Show each line from the listing that includes the word "diisi".

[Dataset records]
★ ★ ★ ★ ★

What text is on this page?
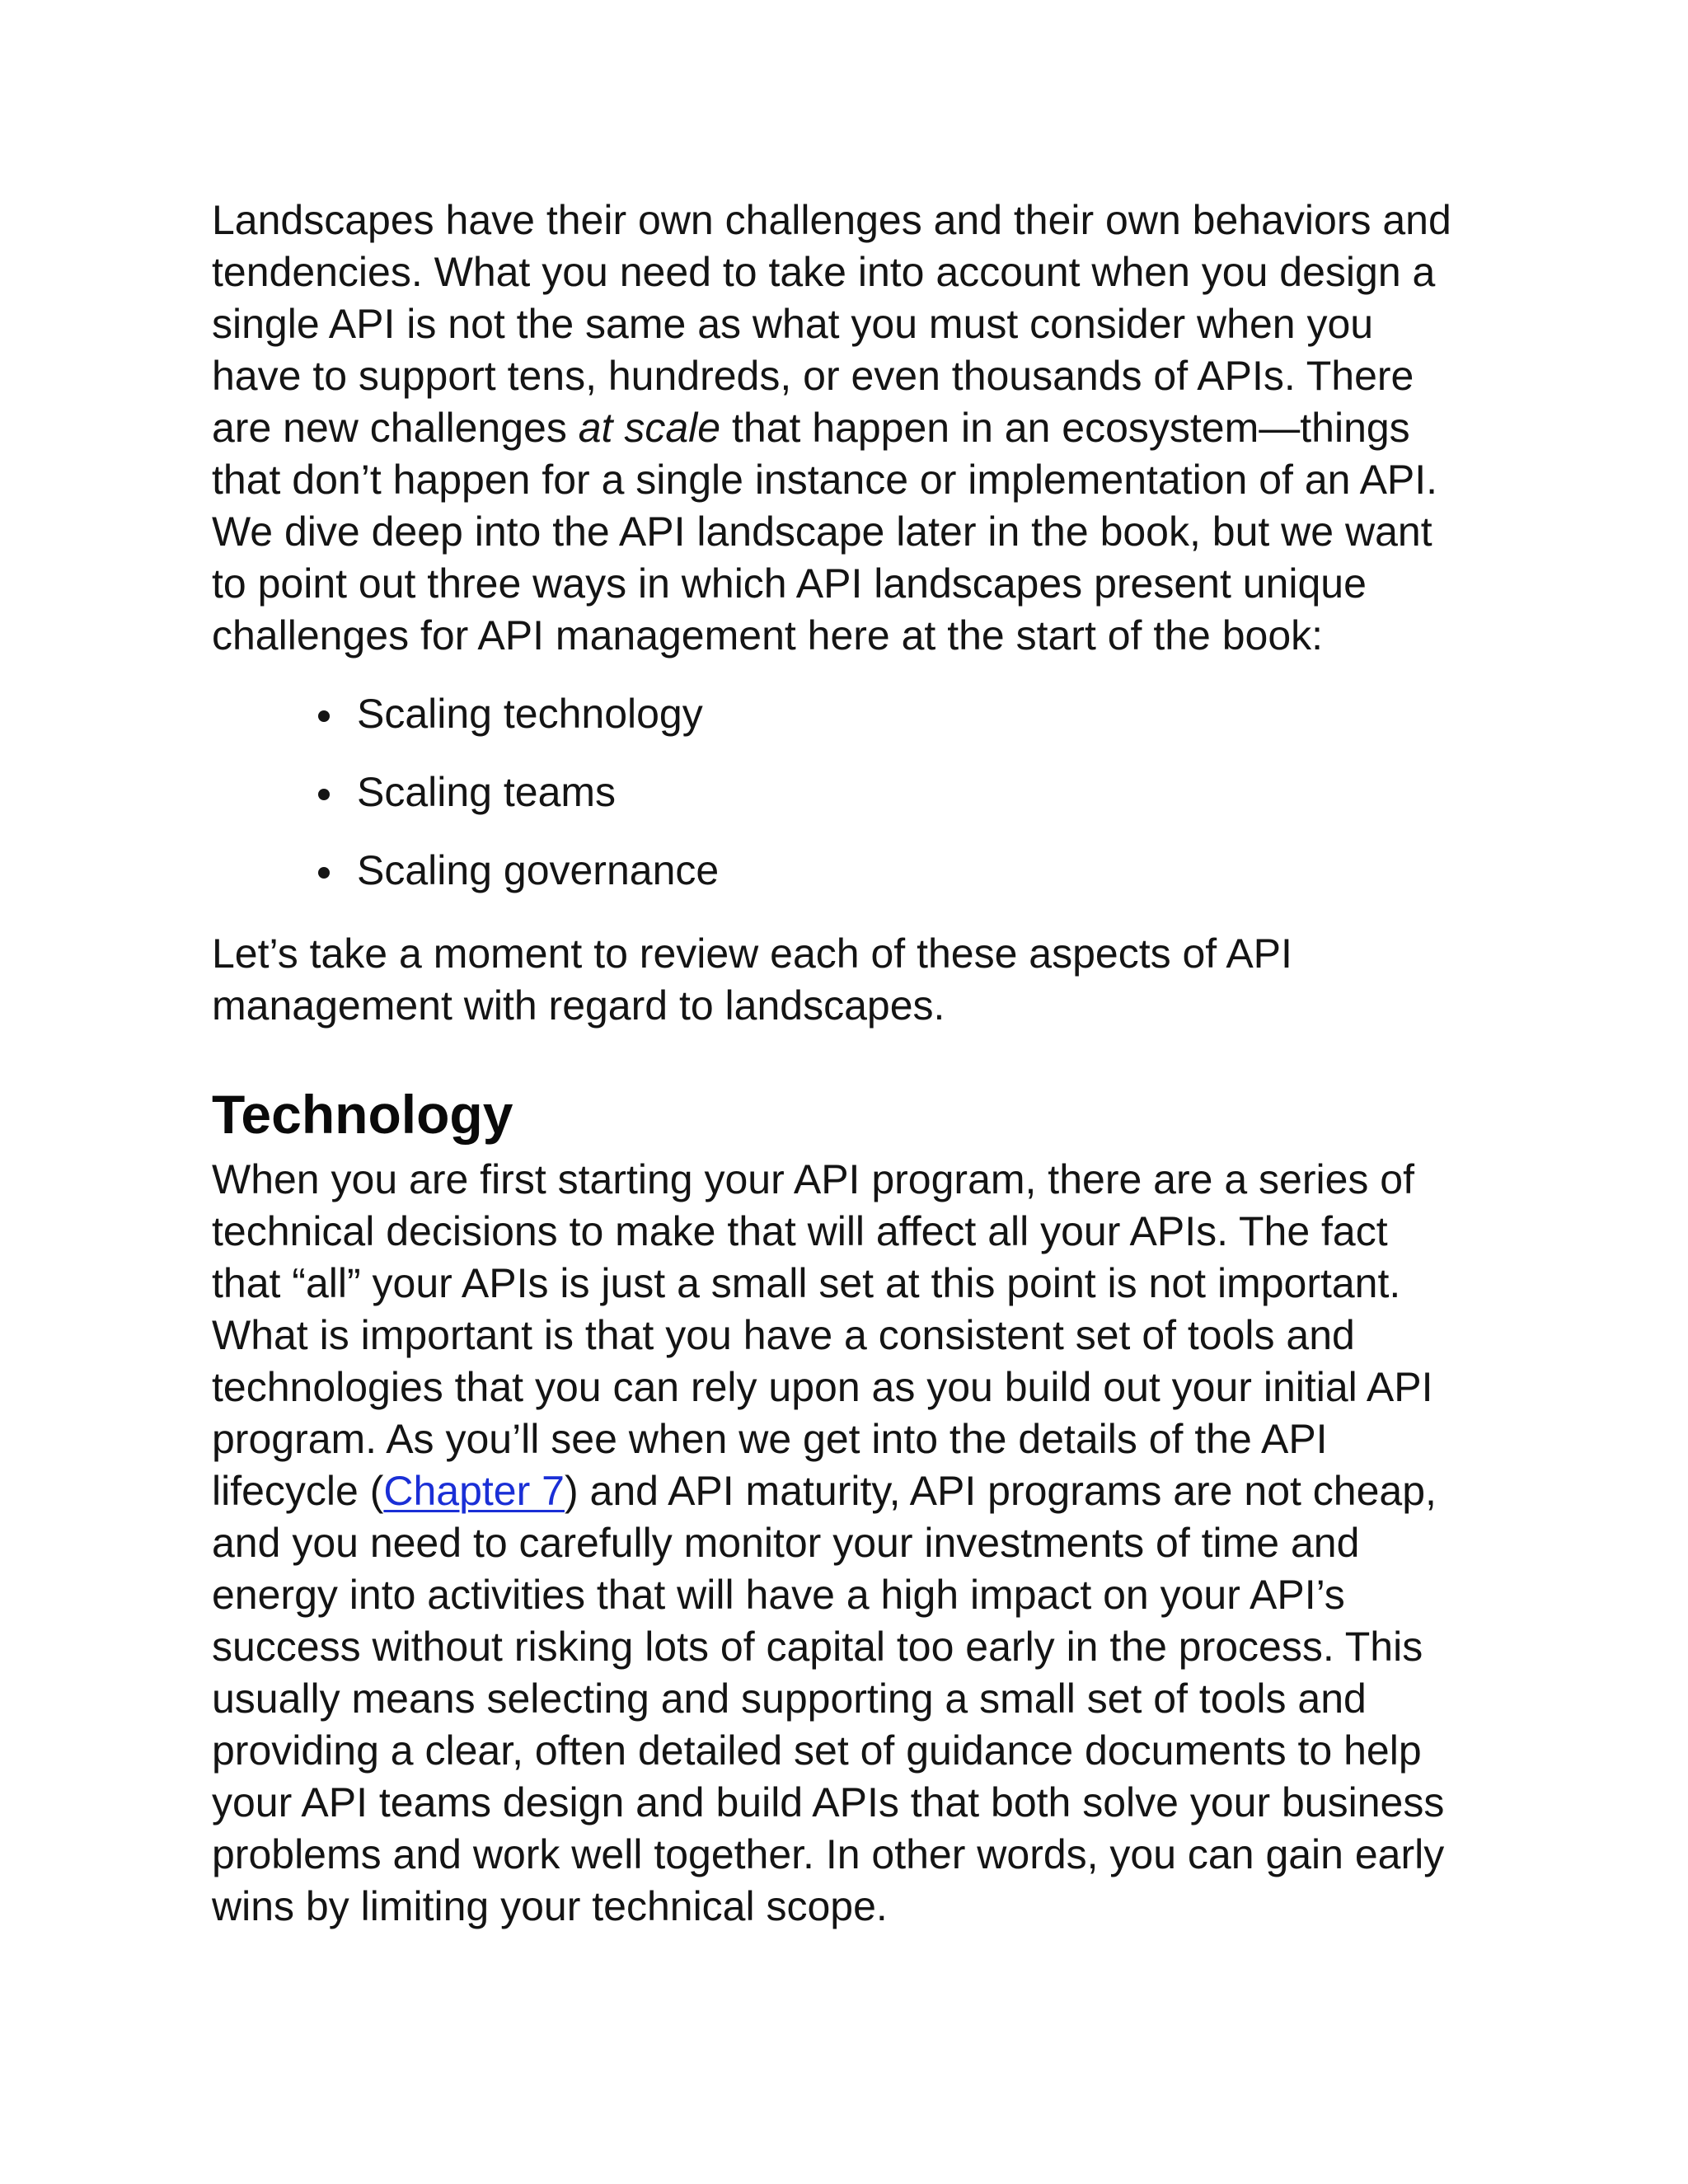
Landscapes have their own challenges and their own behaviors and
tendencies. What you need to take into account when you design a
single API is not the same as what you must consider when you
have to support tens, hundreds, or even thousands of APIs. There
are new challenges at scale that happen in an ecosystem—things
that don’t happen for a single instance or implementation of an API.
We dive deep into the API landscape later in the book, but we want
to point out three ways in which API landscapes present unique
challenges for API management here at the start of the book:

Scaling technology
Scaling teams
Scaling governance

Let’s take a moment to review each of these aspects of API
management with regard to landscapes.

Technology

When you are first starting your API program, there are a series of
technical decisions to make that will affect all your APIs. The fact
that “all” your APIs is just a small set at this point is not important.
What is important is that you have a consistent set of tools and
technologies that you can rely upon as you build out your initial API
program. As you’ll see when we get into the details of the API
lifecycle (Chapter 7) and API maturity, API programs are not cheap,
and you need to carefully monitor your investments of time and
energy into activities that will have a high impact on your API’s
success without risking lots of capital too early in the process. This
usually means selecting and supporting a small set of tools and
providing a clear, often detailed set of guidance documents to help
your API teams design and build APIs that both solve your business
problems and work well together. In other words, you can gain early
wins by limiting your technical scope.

★ ★ ★ ★ ★

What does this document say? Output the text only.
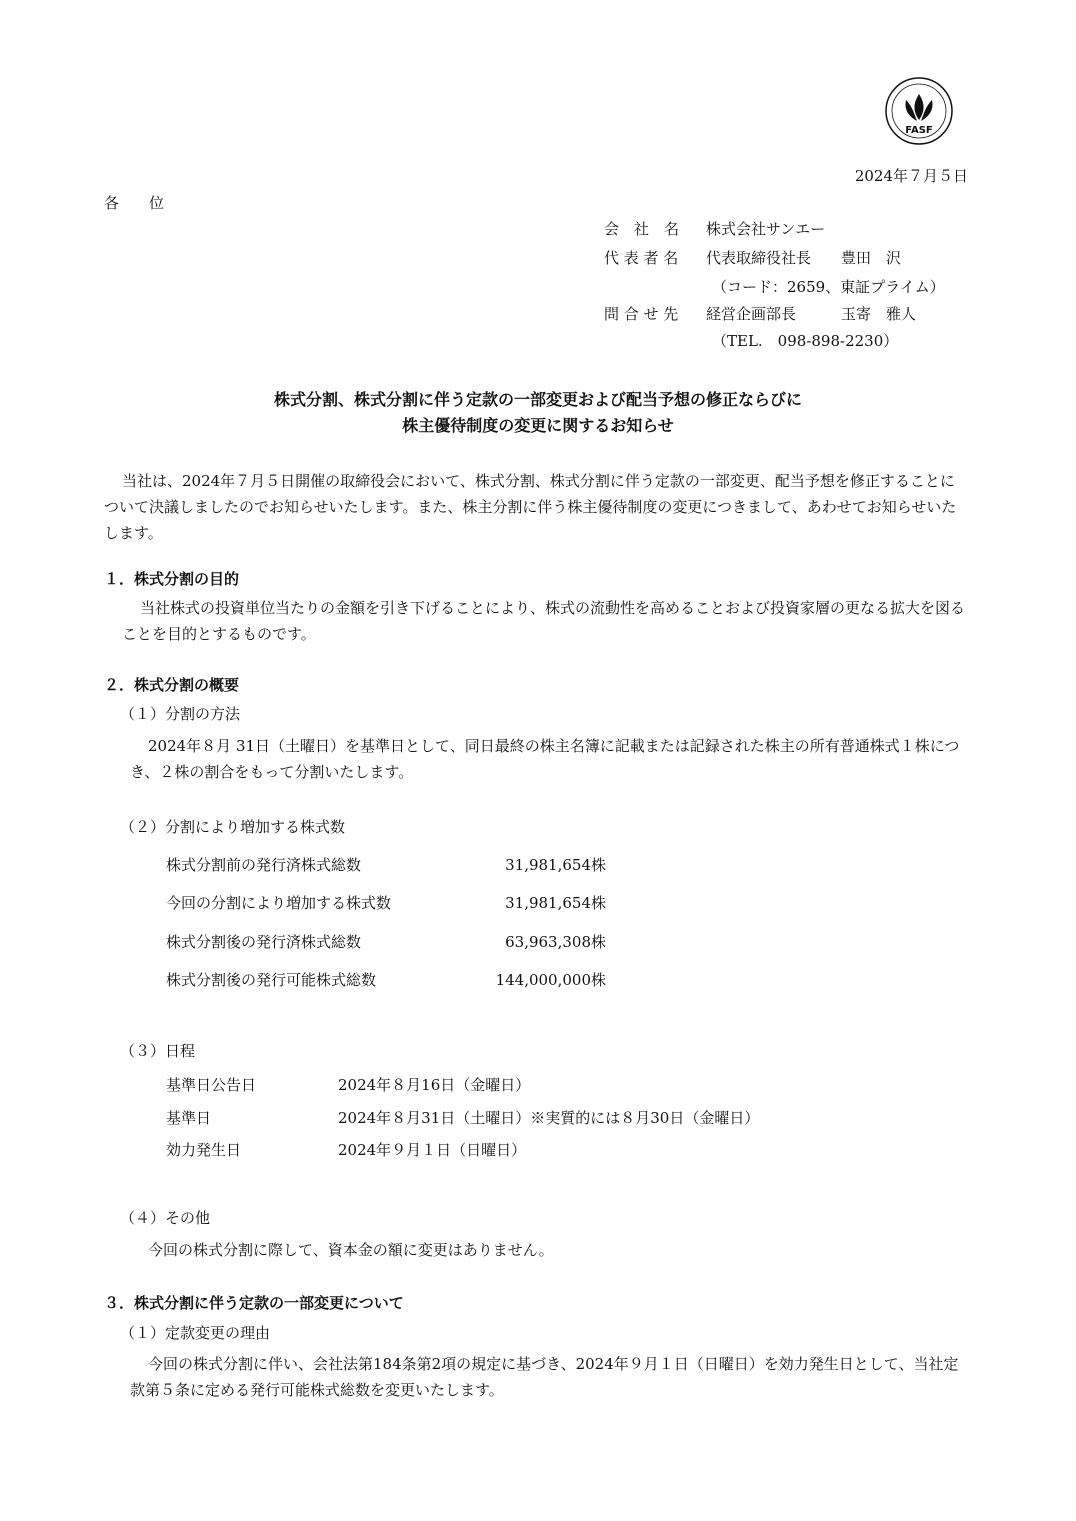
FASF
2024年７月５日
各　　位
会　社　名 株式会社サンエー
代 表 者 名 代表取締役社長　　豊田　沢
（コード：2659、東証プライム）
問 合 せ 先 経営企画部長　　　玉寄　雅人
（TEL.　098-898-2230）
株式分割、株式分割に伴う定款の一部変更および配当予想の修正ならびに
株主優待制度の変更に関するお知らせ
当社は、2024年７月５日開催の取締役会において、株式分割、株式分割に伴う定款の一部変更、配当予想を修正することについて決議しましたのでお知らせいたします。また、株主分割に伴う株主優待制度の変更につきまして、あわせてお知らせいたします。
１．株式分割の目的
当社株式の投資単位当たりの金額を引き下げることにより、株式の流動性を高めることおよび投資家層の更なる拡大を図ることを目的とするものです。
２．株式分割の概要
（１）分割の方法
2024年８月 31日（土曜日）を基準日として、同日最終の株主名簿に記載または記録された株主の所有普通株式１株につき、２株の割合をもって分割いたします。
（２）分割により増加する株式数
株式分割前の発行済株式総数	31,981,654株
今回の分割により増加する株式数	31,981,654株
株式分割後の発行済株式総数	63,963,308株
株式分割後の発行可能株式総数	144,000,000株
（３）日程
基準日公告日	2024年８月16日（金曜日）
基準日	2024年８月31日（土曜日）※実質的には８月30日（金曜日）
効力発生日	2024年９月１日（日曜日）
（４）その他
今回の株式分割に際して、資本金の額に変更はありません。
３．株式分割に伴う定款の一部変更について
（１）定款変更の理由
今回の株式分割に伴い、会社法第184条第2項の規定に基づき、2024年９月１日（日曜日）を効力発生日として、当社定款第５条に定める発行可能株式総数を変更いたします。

★ ★ ★ ★ ★

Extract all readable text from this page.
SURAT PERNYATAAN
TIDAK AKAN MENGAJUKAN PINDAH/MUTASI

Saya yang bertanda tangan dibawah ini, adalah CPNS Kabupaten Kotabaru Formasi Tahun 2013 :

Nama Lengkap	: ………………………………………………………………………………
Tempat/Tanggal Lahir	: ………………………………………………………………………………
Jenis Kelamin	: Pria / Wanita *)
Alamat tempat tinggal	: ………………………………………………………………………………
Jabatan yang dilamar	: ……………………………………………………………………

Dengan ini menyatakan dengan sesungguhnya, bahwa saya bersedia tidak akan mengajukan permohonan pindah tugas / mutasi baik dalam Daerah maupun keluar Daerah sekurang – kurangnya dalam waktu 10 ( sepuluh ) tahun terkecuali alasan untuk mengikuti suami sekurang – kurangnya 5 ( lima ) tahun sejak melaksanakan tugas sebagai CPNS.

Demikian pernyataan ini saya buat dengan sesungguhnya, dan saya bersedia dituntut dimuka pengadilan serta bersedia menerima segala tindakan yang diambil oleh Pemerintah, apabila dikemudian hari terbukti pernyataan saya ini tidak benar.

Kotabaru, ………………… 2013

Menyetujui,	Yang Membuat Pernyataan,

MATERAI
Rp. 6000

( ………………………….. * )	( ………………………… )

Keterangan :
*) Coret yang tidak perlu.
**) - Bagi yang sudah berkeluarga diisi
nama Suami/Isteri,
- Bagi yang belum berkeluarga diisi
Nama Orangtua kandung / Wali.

★ ★ ★ ★ ★

Task output:
**) - Bagi yang sudah berkeluarga diisi
- Bagi yang belum berkeluarga diisi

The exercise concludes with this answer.